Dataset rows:
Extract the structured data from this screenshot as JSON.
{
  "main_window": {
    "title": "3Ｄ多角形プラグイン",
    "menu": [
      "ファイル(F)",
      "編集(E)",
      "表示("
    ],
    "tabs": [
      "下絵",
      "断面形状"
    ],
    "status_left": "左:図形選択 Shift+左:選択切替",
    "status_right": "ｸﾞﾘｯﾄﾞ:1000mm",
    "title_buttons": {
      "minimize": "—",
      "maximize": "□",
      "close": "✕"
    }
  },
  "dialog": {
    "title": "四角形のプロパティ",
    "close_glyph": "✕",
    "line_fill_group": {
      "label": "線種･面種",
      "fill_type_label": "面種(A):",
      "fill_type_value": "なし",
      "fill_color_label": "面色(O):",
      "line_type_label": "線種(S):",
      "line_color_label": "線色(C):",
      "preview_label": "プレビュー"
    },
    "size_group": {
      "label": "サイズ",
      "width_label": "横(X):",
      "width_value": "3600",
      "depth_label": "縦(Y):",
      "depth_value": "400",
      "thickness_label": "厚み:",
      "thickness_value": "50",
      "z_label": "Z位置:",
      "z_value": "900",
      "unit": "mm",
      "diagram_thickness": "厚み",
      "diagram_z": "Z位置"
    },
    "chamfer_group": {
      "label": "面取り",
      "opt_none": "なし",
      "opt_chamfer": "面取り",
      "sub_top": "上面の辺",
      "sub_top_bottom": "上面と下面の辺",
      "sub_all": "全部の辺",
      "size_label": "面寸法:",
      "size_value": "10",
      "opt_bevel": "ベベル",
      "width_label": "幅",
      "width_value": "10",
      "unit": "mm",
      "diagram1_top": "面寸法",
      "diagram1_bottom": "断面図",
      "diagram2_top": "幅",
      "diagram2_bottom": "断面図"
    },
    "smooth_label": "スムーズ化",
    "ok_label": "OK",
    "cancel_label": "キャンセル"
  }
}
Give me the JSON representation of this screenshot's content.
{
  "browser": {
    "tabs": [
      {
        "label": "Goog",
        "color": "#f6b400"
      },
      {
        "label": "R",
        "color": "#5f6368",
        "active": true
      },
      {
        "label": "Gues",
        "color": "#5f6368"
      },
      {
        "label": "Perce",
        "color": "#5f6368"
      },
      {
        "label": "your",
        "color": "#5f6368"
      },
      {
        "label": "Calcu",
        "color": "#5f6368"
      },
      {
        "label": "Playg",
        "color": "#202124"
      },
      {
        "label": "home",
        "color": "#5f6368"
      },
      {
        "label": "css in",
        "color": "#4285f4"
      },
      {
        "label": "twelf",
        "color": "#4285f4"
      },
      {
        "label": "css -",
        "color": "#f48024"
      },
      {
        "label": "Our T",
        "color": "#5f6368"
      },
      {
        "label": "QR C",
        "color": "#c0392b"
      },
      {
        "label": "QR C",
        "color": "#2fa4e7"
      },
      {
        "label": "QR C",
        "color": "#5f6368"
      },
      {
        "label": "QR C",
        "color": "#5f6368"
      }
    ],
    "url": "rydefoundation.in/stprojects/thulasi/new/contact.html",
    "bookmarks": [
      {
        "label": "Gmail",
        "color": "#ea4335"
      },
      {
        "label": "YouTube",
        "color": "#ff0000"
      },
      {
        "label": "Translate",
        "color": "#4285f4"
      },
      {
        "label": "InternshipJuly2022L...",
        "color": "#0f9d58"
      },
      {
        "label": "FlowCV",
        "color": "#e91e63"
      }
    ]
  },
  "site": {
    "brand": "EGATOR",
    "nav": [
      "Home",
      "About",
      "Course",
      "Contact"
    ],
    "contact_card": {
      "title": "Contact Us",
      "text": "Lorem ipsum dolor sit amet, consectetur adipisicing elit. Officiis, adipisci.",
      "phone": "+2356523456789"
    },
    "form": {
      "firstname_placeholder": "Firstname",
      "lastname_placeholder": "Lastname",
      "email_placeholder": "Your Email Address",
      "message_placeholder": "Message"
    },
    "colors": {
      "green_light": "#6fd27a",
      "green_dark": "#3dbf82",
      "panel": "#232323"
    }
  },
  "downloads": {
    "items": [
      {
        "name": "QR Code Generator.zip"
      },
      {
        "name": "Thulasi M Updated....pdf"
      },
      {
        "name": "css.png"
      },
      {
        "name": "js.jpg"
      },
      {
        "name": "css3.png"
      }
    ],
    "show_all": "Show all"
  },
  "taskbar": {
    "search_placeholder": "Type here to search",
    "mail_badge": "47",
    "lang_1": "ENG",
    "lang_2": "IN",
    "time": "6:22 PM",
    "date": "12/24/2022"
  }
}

*GIVEN TASK*
Emit the records above again, exactly, with no line skipped.

*OUTPUT BELOW*
Extract the structured data from this screenshot as JSON.
{
  "main_window": {
    "title": "3Ｄ多角形プラグイン",
    "menu": [
      "ファイル(F)",
      "編集(E)",
      "表示("
    ],
    "tabs": [
      "下絵",
      "断面形状"
    ],
    "status_left": "左:図形選択 Shift+左:選択切替",
    "status_right": "ｸﾞﾘｯﾄﾞ:1000mm",
    "title_buttons": {
      "minimize": "—",
      "maximize": "□",
      "close": "✕"
    }
  },
  "dialog": {
    "title": "四角形のプロパティ",
    "close_glyph": "✕",
    "line_fill_group": {
      "label": "線種･面種",
      "fill_type_label": "面種(A):",
      "fill_type_value": "なし",
      "fill_color_label": "面色(O):",
      "line_type_label": "線種(S):",
      "line_color_label": "線色(C):",
      "preview_label": "プレビュー"
    },
    "size_group": {
      "label": "サイズ",
      "width_label": "横(X):",
      "width_value": "3600",
      "depth_label": "縦(Y):",
      "depth_value": "400",
      "thickness_label": "厚み:",
      "thickness_value": "50",
      "z_label": "Z位置:",
      "z_value": "900",
      "unit": "mm",
      "diagram_thickness": "厚み",
      "diagram_z": "Z位置"
    },
    "chamfer_group": {
      "label": "面取り",
      "opt_none": "なし",
      "opt_chamfer": "面取り",
      "sub_top": "上面の辺",
      "sub_top_bottom": "上面と下面の辺",
      "sub_all": "全部の辺",
      "size_label": "面寸法:",
      "size_value": "10",
      "opt_bevel": "ベベル",
      "width_label": "幅",
      "width_value": "10",
      "unit": "mm",
      "diagram1_top": "面寸法",
      "diagram1_bottom": "断面図",
      "diagram2_top": "幅",
      "diagram2_bottom": "断面図"
    },
    "smooth_label": "スムーズ化",
    "ok_label": "OK",
    "cancel_label": "キャンセル"
  }
}
Give me the JSON representation of this screenshot's content.
{
  "browser": {
    "tabs": [
      {
        "label": "Goog",
        "color": "#f6b400"
      },
      {
        "label": "R",
        "color": "#5f6368",
        "active": true
      },
      {
        "label": "Gues",
        "color": "#5f6368"
      },
      {
        "label": "Perce",
        "color": "#5f6368"
      },
      {
        "label": "your",
        "color": "#5f6368"
      },
      {
        "label": "Calcu",
        "color": "#5f6368"
      },
      {
        "label": "Playg",
        "color": "#202124"
      },
      {
        "label": "home",
        "color": "#5f6368"
      },
      {
        "label": "css in",
        "color": "#4285f4"
      },
      {
        "label": "twelf",
        "color": "#4285f4"
      },
      {
        "label": "css -",
        "color": "#f48024"
      },
      {
        "label": "Our T",
        "color": "#5f6368"
      },
      {
        "label": "QR C",
        "color": "#c0392b"
      },
      {
        "label": "QR C",
        "color": "#2fa4e7"
      },
      {
        "label": "QR C",
        "color": "#5f6368"
      },
      {
        "label": "QR C",
        "color": "#5f6368"
      }
    ],
    "url": "rydefoundation.in/stprojects/thulasi/new/contact.html",
    "bookmarks": [
      {
        "label": "Gmail",
        "color": "#ea4335"
      },
      {
        "label": "YouTube",
        "color": "#ff0000"
      },
      {
        "label": "Translate",
        "color": "#4285f4"
      },
      {
        "label": "InternshipJuly2022L...",
        "color": "#0f9d58"
      },
      {
        "label": "FlowCV",
        "color": "#e91e63"
      }
    ]
  },
  "site": {
    "brand": "EGATOR",
    "nav": [
      "Home",
      "About",
      "Course",
      "Contact"
    ],
    "contact_card": {
      "title": "Contact Us",
      "text": "Lorem ipsum dolor sit amet, consectetur adipisicing elit. Officiis, adipisci.",
      "phone": "+2356523456789"
    },
    "form": {
      "firstname_placeholder": "Firstname",
      "lastname_placeholder": "Lastname",
      "email_placeholder": "Your Email Address",
      "message_placeholder": "Message"
    },
    "colors": {
      "green_light": "#6fd27a",
      "green_dark": "#3dbf82",
      "panel": "#232323"
    }
  },
  "downloads": {
    "items": [
      {
        "name": "QR Code Generator.zip"
      },
      {
        "name": "Thulasi M Updated....pdf"
      },
      {
        "name": "css.png"
      },
      {
        "name": "js.jpg"
      },
      {
        "name": "css3.png"
      }
    ],
    "show_all": "Show all"
  },
  "taskbar": {
    "search_placeholder": "Type here to search",
    "mail_badge": "47",
    "lang_1": "ENG",
    "lang_2": "IN",
    "time": "6:22 PM",
    "date": "12/24/2022"
  }
}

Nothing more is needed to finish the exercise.